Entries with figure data
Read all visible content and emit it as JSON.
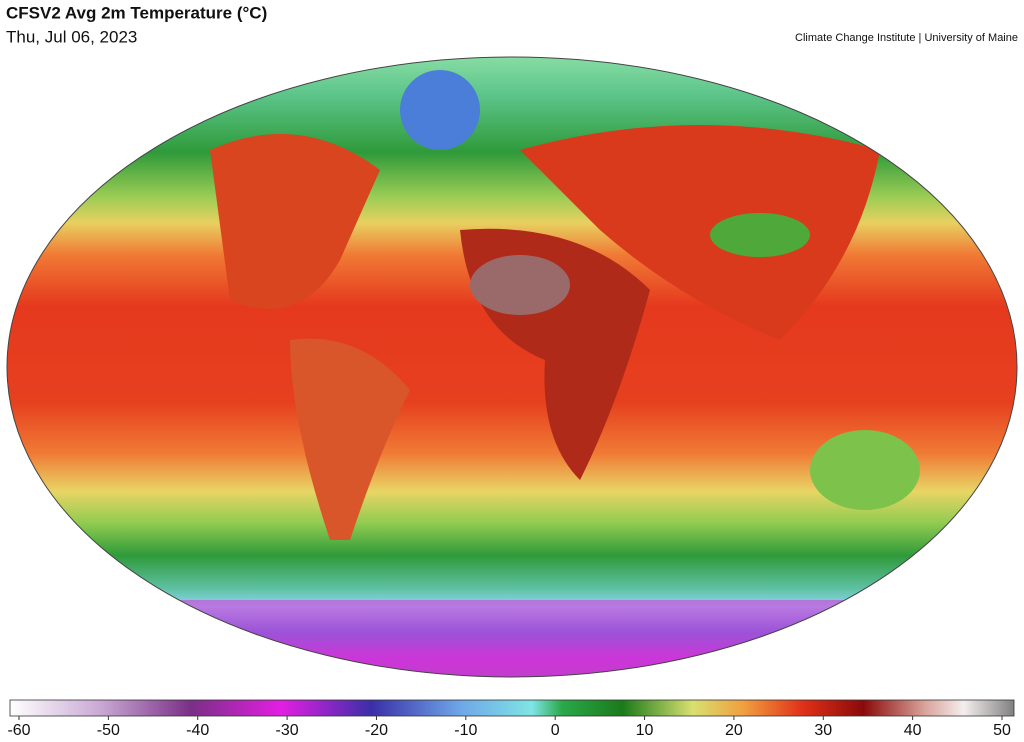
{
  "title": "CFSV2 Avg 2m Temperature (°C)",
  "subtitle": "Thu, Jul 06, 2023",
  "credit": "Climate Change Institute | University of Maine",
  "colorbar": {
    "lim": [
      -60,
      50
    ],
    "ticks": [
      -60,
      -50,
      -40,
      -30,
      -20,
      -10,
      0,
      10,
      20,
      30,
      40,
      50
    ]
  }
}
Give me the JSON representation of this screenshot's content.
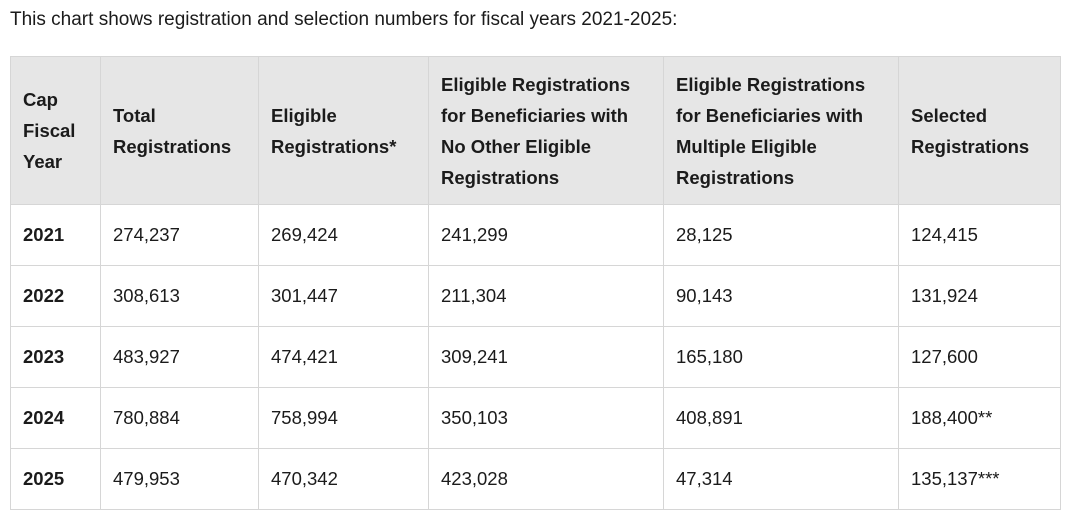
{
  "intro_text": "This chart shows registration and selection numbers for fiscal years 2021-2025:",
  "table": {
    "headers": [
      "Cap Fiscal Year",
      "Total Registrations",
      "Eligible Registrations*",
      "Eligible Registrations for Beneficiaries with No Other Eligible Registrations",
      "Eligible Registrations for Beneficiaries with Multiple Eligible Registrations",
      "Selected Registrations"
    ],
    "rows": [
      [
        "2021",
        "274,237",
        "269,424",
        "241,299",
        "28,125",
        "124,415"
      ],
      [
        "2022",
        "308,613",
        "301,447",
        "211,304",
        "90,143",
        "131,924"
      ],
      [
        "2023",
        "483,927",
        "474,421",
        "309,241",
        "165,180",
        "127,600"
      ],
      [
        "2024",
        "780,884",
        "758,994",
        "350,103",
        "408,891",
        "188,400**"
      ],
      [
        "2025",
        "479,953",
        "470,342",
        "423,028",
        "47,314",
        "135,137***"
      ]
    ]
  },
  "colors": {
    "header_background": "#e6e6e6",
    "border": "#d6d6d6",
    "text": "#1b1b1b"
  }
}
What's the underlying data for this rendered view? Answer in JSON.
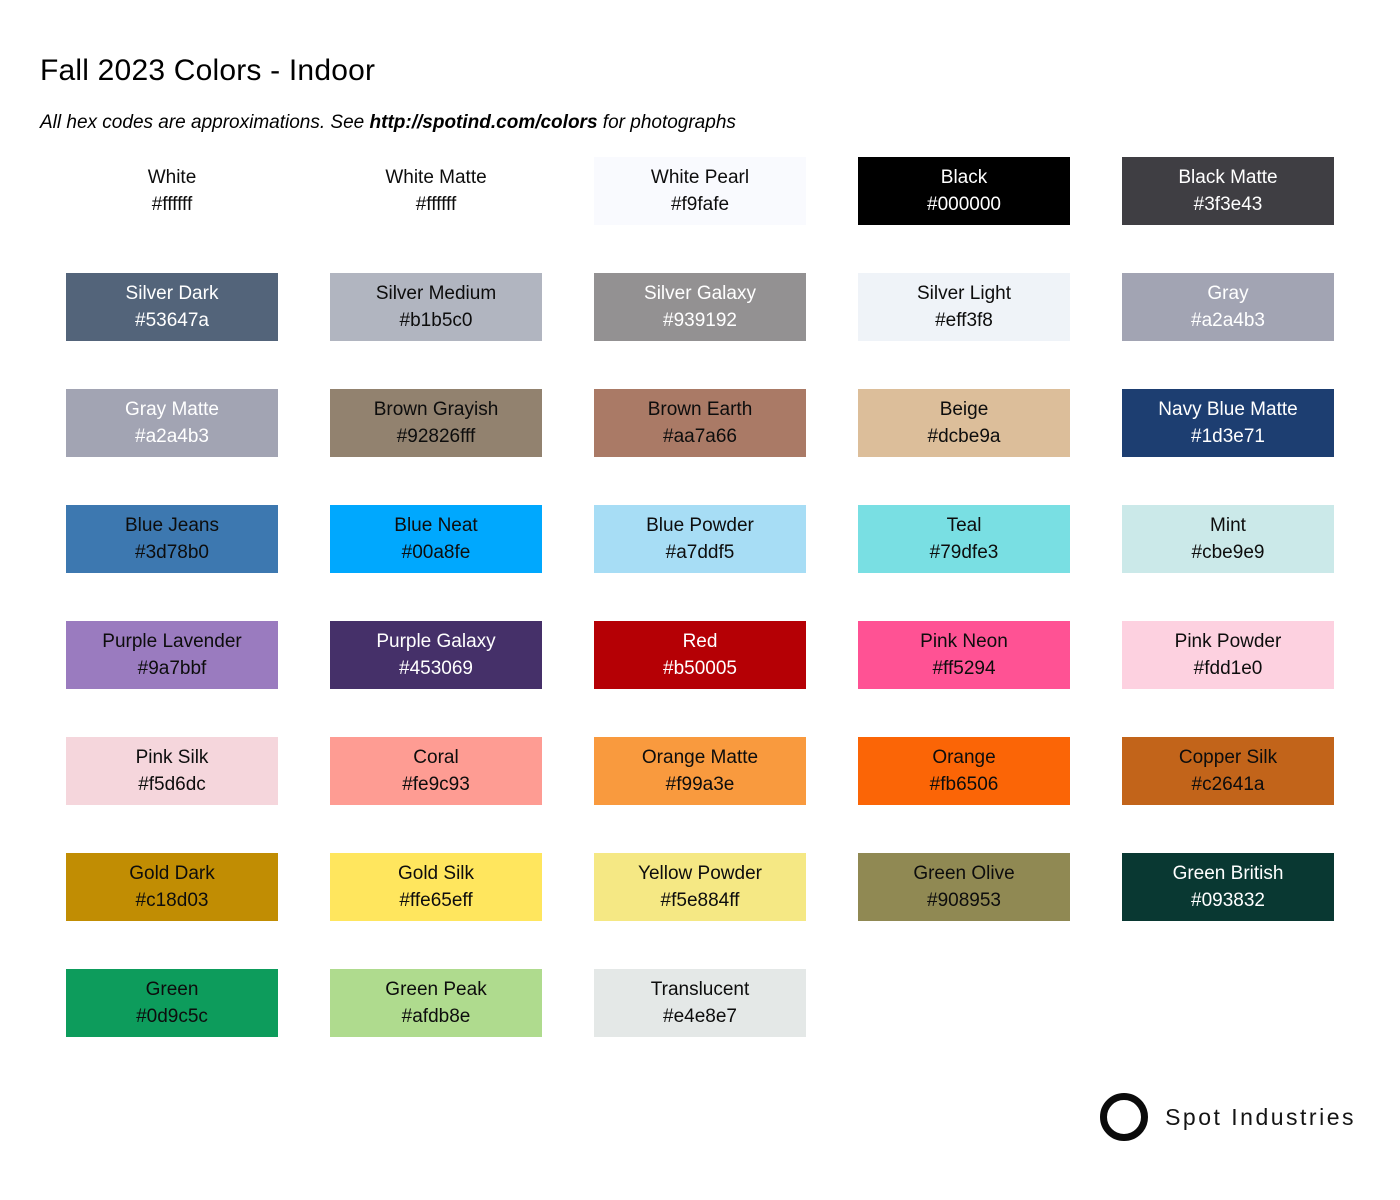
{
  "page": {
    "title": "Fall 2023 Colors - Indoor",
    "subtitle_prefix": "All hex codes are approximations. See ",
    "subtitle_link": "http://spotind.com/colors",
    "subtitle_suffix": " for photographs"
  },
  "colors": {
    "page_background": "#ffffff",
    "dark_text": "#0d0d0d",
    "light_text": "#ffffff",
    "logo_color": "#0b0b0b"
  },
  "swatches": [
    {
      "name": "White",
      "hex": "#ffffff",
      "text_tone": "dark"
    },
    {
      "name": "White Matte",
      "hex": "#ffffff",
      "text_tone": "dark"
    },
    {
      "name": "White Pearl",
      "hex": "#f9fafe",
      "text_tone": "dark"
    },
    {
      "name": "Black",
      "hex": "#000000",
      "text_tone": "light"
    },
    {
      "name": "Black Matte",
      "hex": "#3f3e43",
      "text_tone": "light"
    },
    {
      "name": "Silver Dark",
      "hex": "#53647a",
      "text_tone": "light"
    },
    {
      "name": "Silver Medium",
      "hex": "#b1b5c0",
      "text_tone": "dark"
    },
    {
      "name": "Silver Galaxy",
      "hex": "#939192",
      "text_tone": "light"
    },
    {
      "name": "Silver Light",
      "hex": "#eff3f8",
      "text_tone": "dark"
    },
    {
      "name": "Gray",
      "hex": "#a2a4b3",
      "text_tone": "light"
    },
    {
      "name": "Gray Matte",
      "hex": "#a2a4b3",
      "text_tone": "light"
    },
    {
      "name": "Brown Grayish",
      "hex": "#92826fff",
      "text_tone": "dark"
    },
    {
      "name": "Brown Earth",
      "hex": "#aa7a66",
      "text_tone": "dark"
    },
    {
      "name": "Beige",
      "hex": "#dcbe9a",
      "text_tone": "dark"
    },
    {
      "name": "Navy Blue Matte",
      "hex": "#1d3e71",
      "text_tone": "light"
    },
    {
      "name": "Blue Jeans",
      "hex": "#3d78b0",
      "text_tone": "dark"
    },
    {
      "name": "Blue Neat",
      "hex": "#00a8fe",
      "text_tone": "dark"
    },
    {
      "name": "Blue Powder",
      "hex": "#a7ddf5",
      "text_tone": "dark"
    },
    {
      "name": "Teal",
      "hex": "#79dfe3",
      "text_tone": "dark"
    },
    {
      "name": "Mint",
      "hex": "#cbe9e9",
      "text_tone": "dark"
    },
    {
      "name": "Purple Lavender",
      "hex": "#9a7bbf",
      "text_tone": "dark"
    },
    {
      "name": "Purple Galaxy",
      "hex": "#453069",
      "text_tone": "light"
    },
    {
      "name": "Red",
      "hex": "#b50005",
      "text_tone": "light"
    },
    {
      "name": "Pink Neon",
      "hex": "#ff5294",
      "text_tone": "dark"
    },
    {
      "name": "Pink Powder",
      "hex": "#fdd1e0",
      "text_tone": "dark"
    },
    {
      "name": "Pink Silk",
      "hex": "#f5d6dc",
      "text_tone": "dark"
    },
    {
      "name": "Coral",
      "hex": "#fe9c93",
      "text_tone": "dark"
    },
    {
      "name": "Orange Matte",
      "hex": "#f99a3e",
      "text_tone": "dark"
    },
    {
      "name": "Orange",
      "hex": "#fb6506",
      "text_tone": "dark"
    },
    {
      "name": "Copper Silk",
      "hex": "#c2641a",
      "text_tone": "dark"
    },
    {
      "name": "Gold Dark",
      "hex": "#c18d03",
      "text_tone": "dark"
    },
    {
      "name": "Gold Silk",
      "hex": "#ffe65eff",
      "text_tone": "dark"
    },
    {
      "name": "Yellow Powder",
      "hex": "#f5e884ff",
      "text_tone": "dark"
    },
    {
      "name": "Green Olive",
      "hex": "#908953",
      "text_tone": "dark"
    },
    {
      "name": "Green British",
      "hex": "#093832",
      "text_tone": "light"
    },
    {
      "name": "Green",
      "hex": "#0d9c5c",
      "text_tone": "dark"
    },
    {
      "name": "Green Peak",
      "hex": "#afdb8e",
      "text_tone": "dark"
    },
    {
      "name": "Translucent",
      "hex": "#e4e8e7",
      "text_tone": "dark"
    }
  ],
  "footer": {
    "brand": "Spot Industries",
    "logo_icon": "circle-outline-icon"
  }
}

Your objective: Repeat each record exactly, with the pictures left out.

Complete output:
Read all visible content and emit it as JSON.
{
  "title": "CFSV2 Avg 2m Temperature (°C)",
  "subtitle": "Thu, Jul 06, 2023",
  "credit": "Climate Change Institute | University of Maine",
  "colorbar": {
    "lim": [
      -60,
      50
    ],
    "ticks": [
      -60,
      -50,
      -40,
      -30,
      -20,
      -10,
      0,
      10,
      20,
      30,
      40,
      50
    ]
  }
}
Give me the JSON representation of this screenshot's content.
{
  "intro_text": "This chart shows registration and selection numbers for fiscal years 2021-2025:",
  "table": {
    "headers": [
      "Cap Fiscal Year",
      "Total Registrations",
      "Eligible Registrations*",
      "Eligible Registrations for Beneficiaries with No Other Eligible Registrations",
      "Eligible Registrations for Beneficiaries with Multiple Eligible Registrations",
      "Selected Registrations"
    ],
    "rows": [
      [
        "2021",
        "274,237",
        "269,424",
        "241,299",
        "28,125",
        "124,415"
      ],
      [
        "2022",
        "308,613",
        "301,447",
        "211,304",
        "90,143",
        "131,924"
      ],
      [
        "2023",
        "483,927",
        "474,421",
        "309,241",
        "165,180",
        "127,600"
      ],
      [
        "2024",
        "780,884",
        "758,994",
        "350,103",
        "408,891",
        "188,400**"
      ],
      [
        "2025",
        "479,953",
        "470,342",
        "423,028",
        "47,314",
        "135,137***"
      ]
    ]
  },
  "colors": {
    "header_background": "#e6e6e6",
    "border": "#d6d6d6",
    "text": "#1b1b1b"
  }
}
What's the underlying data for this rendered view? Answer in JSON.
{
  "page": {
    "title": "Fall 2023 Colors - Indoor",
    "subtitle_prefix": "All hex codes are approximations. See ",
    "subtitle_link": "http://spotind.com/colors",
    "subtitle_suffix": " for photographs"
  },
  "colors": {
    "page_background": "#ffffff",
    "dark_text": "#0d0d0d",
    "light_text": "#ffffff",
    "logo_color": "#0b0b0b"
  },
  "swatches": [
    {
      "name": "White",
      "hex": "#ffffff",
      "text_tone": "dark"
    },
    {
      "name": "White Matte",
      "hex": "#ffffff",
      "text_tone": "dark"
    },
    {
      "name": "White Pearl",
      "hex": "#f9fafe",
      "text_tone": "dark"
    },
    {
      "name": "Black",
      "hex": "#000000",
      "text_tone": "light"
    },
    {
      "name": "Black Matte",
      "hex": "#3f3e43",
      "text_tone": "light"
    },
    {
      "name": "Silver Dark",
      "hex": "#53647a",
      "text_tone": "light"
    },
    {
      "name": "Silver Medium",
      "hex": "#b1b5c0",
      "text_tone": "dark"
    },
    {
      "name": "Silver Galaxy",
      "hex": "#939192",
      "text_tone": "light"
    },
    {
      "name": "Silver Light",
      "hex": "#eff3f8",
      "text_tone": "dark"
    },
    {
      "name": "Gray",
      "hex": "#a2a4b3",
      "text_tone": "light"
    },
    {
      "name": "Gray Matte",
      "hex": "#a2a4b3",
      "text_tone": "light"
    },
    {
      "name": "Brown Grayish",
      "hex": "#92826fff",
      "text_tone": "dark"
    },
    {
      "name": "Brown Earth",
      "hex": "#aa7a66",
      "text_tone": "dark"
    },
    {
      "name": "Beige",
      "hex": "#dcbe9a",
      "text_tone": "dark"
    },
    {
      "name": "Navy Blue Matte",
      "hex": "#1d3e71",
      "text_tone": "light"
    },
    {
      "name": "Blue Jeans",
      "hex": "#3d78b0",
      "text_tone": "dark"
    },
    {
      "name": "Blue Neat",
      "hex": "#00a8fe",
      "text_tone": "dark"
    },
    {
      "name": "Blue Powder",
      "hex": "#a7ddf5",
      "text_tone": "dark"
    },
    {
      "name": "Teal",
      "hex": "#79dfe3",
      "text_tone": "dark"
    },
    {
      "name": "Mint",
      "hex": "#cbe9e9",
      "text_tone": "dark"
    },
    {
      "name": "Purple Lavender",
      "hex": "#9a7bbf",
      "text_tone": "dark"
    },
    {
      "name": "Purple Galaxy",
      "hex": "#453069",
      "text_tone": "light"
    },
    {
      "name": "Red",
      "hex": "#b50005",
      "text_tone": "light"
    },
    {
      "name": "Pink Neon",
      "hex": "#ff5294",
      "text_tone": "dark"
    },
    {
      "name": "Pink Powder",
      "hex": "#fdd1e0",
      "text_tone": "dark"
    },
    {
      "name": "Pink Silk",
      "hex": "#f5d6dc",
      "text_tone": "dark"
    },
    {
      "name": "Coral",
      "hex": "#fe9c93",
      "text_tone": "dark"
    },
    {
      "name": "Orange Matte",
      "hex": "#f99a3e",
      "text_tone": "dark"
    },
    {
      "name": "Orange",
      "hex": "#fb6506",
      "text_tone": "dark"
    },
    {
      "name": "Copper Silk",
      "hex": "#c2641a",
      "text_tone": "dark"
    },
    {
      "name": "Gold Dark",
      "hex": "#c18d03",
      "text_tone": "dark"
    },
    {
      "name": "Gold Silk",
      "hex": "#ffe65eff",
      "text_tone": "dark"
    },
    {
      "name": "Yellow Powder",
      "hex": "#f5e884ff",
      "text_tone": "dark"
    },
    {
      "name": "Green Olive",
      "hex": "#908953",
      "text_tone": "dark"
    },
    {
      "name": "Green British",
      "hex": "#093832",
      "text_tone": "light"
    },
    {
      "name": "Green",
      "hex": "#0d9c5c",
      "text_tone": "dark"
    },
    {
      "name": "Green Peak",
      "hex": "#afdb8e",
      "text_tone": "dark"
    },
    {
      "name": "Translucent",
      "hex": "#e4e8e7",
      "text_tone": "dark"
    }
  ],
  "footer": {
    "brand": "Spot Industries",
    "logo_icon": "circle-outline-icon"
  }
}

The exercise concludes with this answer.